The request:
Identify all lines below that hold "name" and collect them.

Material supplied:
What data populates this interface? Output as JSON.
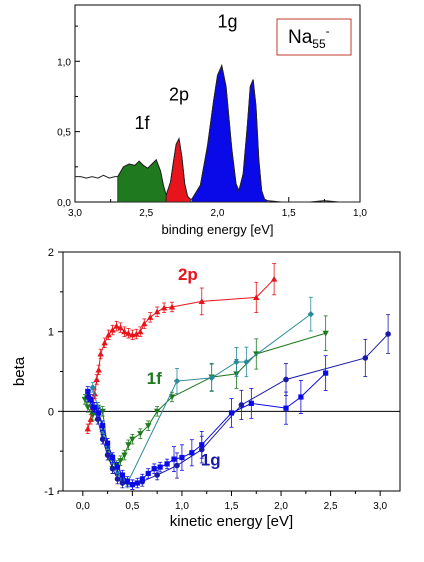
{
  "chart_data": [
    {
      "type": "area",
      "xlabel": "binding energy [eV]",
      "ylabel": "",
      "xlim": [
        3.0,
        1.0
      ],
      "ylim": [
        0.0,
        1.4
      ],
      "x_reversed": true,
      "xticks": [
        3.0,
        2.5,
        2.0,
        1.5,
        1.0
      ],
      "xtick_labels": [
        "3,0",
        "2,5",
        "2,0",
        "1,5",
        "1,0"
      ],
      "yticks": [
        0.0,
        0.5,
        1.0
      ],
      "ytick_labels": [
        "0,0",
        "0,5",
        "1,0"
      ],
      "legend_box": {
        "text": "Na",
        "sub": "55",
        "sup": "-",
        "color": "#c0392b"
      },
      "peak_labels": [
        {
          "text": "1f",
          "x": 2.53,
          "y": 0.52
        },
        {
          "text": "2p",
          "x": 2.27,
          "y": 0.72
        },
        {
          "text": "1g",
          "x": 1.93,
          "y": 1.24
        }
      ],
      "series": [
        {
          "name": "1f",
          "color": "#1f7a1f",
          "x": [
            2.7,
            2.66,
            2.62,
            2.58,
            2.55,
            2.52,
            2.49,
            2.46,
            2.43,
            2.4,
            2.38,
            2.36
          ],
          "values": [
            0.18,
            0.25,
            0.27,
            0.26,
            0.29,
            0.26,
            0.24,
            0.27,
            0.3,
            0.22,
            0.12,
            0.05
          ]
        },
        {
          "name": "2p",
          "color": "#e8141c",
          "x": [
            2.36,
            2.33,
            2.31,
            2.29,
            2.27,
            2.25,
            2.23,
            2.21,
            2.19
          ],
          "values": [
            0.05,
            0.14,
            0.28,
            0.41,
            0.45,
            0.32,
            0.13,
            0.04,
            0.02
          ]
        },
        {
          "name": "1g",
          "color": "#0a0ae8",
          "x": [
            2.18,
            2.12,
            2.07,
            2.03,
            2.0,
            1.97,
            1.94,
            1.9,
            1.87,
            1.85,
            1.82,
            1.79,
            1.77,
            1.75,
            1.73,
            1.71,
            1.69,
            1.67,
            1.65
          ],
          "values": [
            0.02,
            0.12,
            0.4,
            0.7,
            0.9,
            0.97,
            0.82,
            0.38,
            0.13,
            0.08,
            0.2,
            0.55,
            0.82,
            0.87,
            0.68,
            0.3,
            0.08,
            0.02,
            0.01
          ]
        }
      ],
      "baseline": {
        "x": [
          3.0,
          2.96,
          2.92,
          2.88,
          2.84,
          2.8,
          2.76,
          2.72,
          2.7
        ],
        "values": [
          0.18,
          0.18,
          0.17,
          0.18,
          0.17,
          0.19,
          0.17,
          0.18,
          0.18
        ]
      },
      "tail": {
        "x": [
          1.65,
          1.55,
          1.45,
          1.35,
          1.25,
          1.15,
          1.05,
          1.0
        ],
        "values": [
          0.01,
          0.0,
          0.0,
          0.0,
          0.01,
          0.0,
          0.0,
          0.0
        ]
      }
    },
    {
      "type": "scatter",
      "xlabel": "kinetic energy [eV]",
      "ylabel": "beta",
      "xlim": [
        -0.2,
        3.2
      ],
      "ylim": [
        -1.0,
        2.0
      ],
      "xticks": [
        0.0,
        0.5,
        1.0,
        1.5,
        2.0,
        2.5,
        3.0
      ],
      "xtick_labels": [
        "0,0",
        "0,5",
        "1,0",
        "1,5",
        "2,0",
        "2,5",
        "3,0"
      ],
      "yticks": [
        -1,
        0,
        1,
        2
      ],
      "ytick_labels": [
        "-1",
        "0",
        "1",
        "2"
      ],
      "series_labels": [
        {
          "text": "2p",
          "color": "#e8141c",
          "x": 1.06,
          "y": 1.65
        },
        {
          "text": "1f",
          "color": "#1f7a1f",
          "x": 0.72,
          "y": 0.34
        },
        {
          "text": "1g",
          "color": "#1a1aa8",
          "x": 1.29,
          "y": -0.68
        }
      ],
      "series": [
        {
          "name": "2p",
          "color": "#e8141c",
          "marker": "triangle-up",
          "x": [
            0.05,
            0.08,
            0.1,
            0.12,
            0.14,
            0.16,
            0.18,
            0.22,
            0.26,
            0.3,
            0.34,
            0.38,
            0.42,
            0.46,
            0.5,
            0.54,
            0.58,
            0.62,
            0.68,
            0.75,
            0.82,
            0.9,
            1.2,
            1.75,
            1.93
          ],
          "values": [
            -0.22,
            -0.1,
            0.05,
            0.22,
            0.4,
            0.52,
            0.72,
            0.86,
            0.96,
            1.02,
            1.07,
            1.05,
            1.0,
            0.98,
            0.96,
            0.97,
            1.0,
            1.1,
            1.18,
            1.25,
            1.3,
            1.31,
            1.38,
            1.43,
            1.66
          ]
        },
        {
          "name": "1f",
          "color": "#1f7a1f",
          "marker": "triangle-down",
          "x": [
            0.02,
            0.05,
            0.1,
            0.15,
            0.2,
            0.26,
            0.3,
            0.34,
            0.38,
            0.42,
            0.46,
            0.5,
            0.58,
            0.66,
            0.75,
            0.9,
            1.3,
            1.55,
            1.75,
            2.45
          ],
          "values": [
            0.15,
            0.05,
            -0.05,
            0.05,
            0.0,
            -0.55,
            -0.72,
            -0.68,
            -0.62,
            -0.55,
            -0.42,
            -0.35,
            -0.28,
            -0.18,
            0.0,
            0.18,
            0.43,
            0.47,
            0.72,
            0.98
          ]
        },
        {
          "name": "1f-diamond",
          "color": "#2a8a9c",
          "marker": "diamond",
          "x": [
            0.05,
            0.1,
            0.15,
            0.2,
            0.25,
            0.3,
            0.35,
            0.4,
            0.45,
            0.95,
            1.3,
            1.55,
            1.65,
            2.3
          ],
          "values": [
            0.2,
            0.3,
            0.05,
            -0.25,
            -0.45,
            -0.6,
            -0.78,
            -0.86,
            -0.9,
            0.38,
            0.42,
            0.62,
            0.62,
            1.22
          ]
        },
        {
          "name": "1g-circle",
          "color": "#1a1aa8",
          "marker": "circle",
          "x": [
            0.05,
            0.1,
            0.15,
            0.2,
            0.25,
            0.3,
            0.35,
            0.4,
            0.5,
            0.6,
            0.75,
            0.95,
            1.2,
            1.6,
            2.05,
            2.85,
            3.08
          ],
          "values": [
            0.18,
            0.05,
            -0.1,
            -0.35,
            -0.55,
            -0.72,
            -0.85,
            -0.9,
            -0.92,
            -0.88,
            -0.8,
            -0.68,
            -0.48,
            0.08,
            0.4,
            0.67,
            0.97
          ]
        },
        {
          "name": "1g-square",
          "color": "#0a0ae8",
          "marker": "square",
          "x": [
            0.05,
            0.08,
            0.12,
            0.16,
            0.2,
            0.25,
            0.3,
            0.35,
            0.4,
            0.45,
            0.5,
            0.55,
            0.6,
            0.66,
            0.72,
            0.78,
            0.85,
            0.92,
            1.0,
            1.1,
            1.2,
            1.5,
            1.7,
            2.05,
            2.2,
            2.45
          ],
          "values": [
            0.25,
            0.15,
            0.05,
            -0.02,
            -0.18,
            -0.4,
            -0.58,
            -0.7,
            -0.8,
            -0.88,
            -0.92,
            -0.9,
            -0.85,
            -0.78,
            -0.72,
            -0.7,
            -0.66,
            -0.6,
            -0.58,
            -0.52,
            -0.42,
            -0.02,
            0.1,
            0.04,
            0.18,
            0.48
          ]
        }
      ]
    }
  ]
}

The answer:
          "name": "1f",
          "name": "2p",
          "name": "1g",
          "name": "2p",
          "name": "1f",
          "name": "1f-diamond",
          "name": "1g-circle",
          "name": "1g-square",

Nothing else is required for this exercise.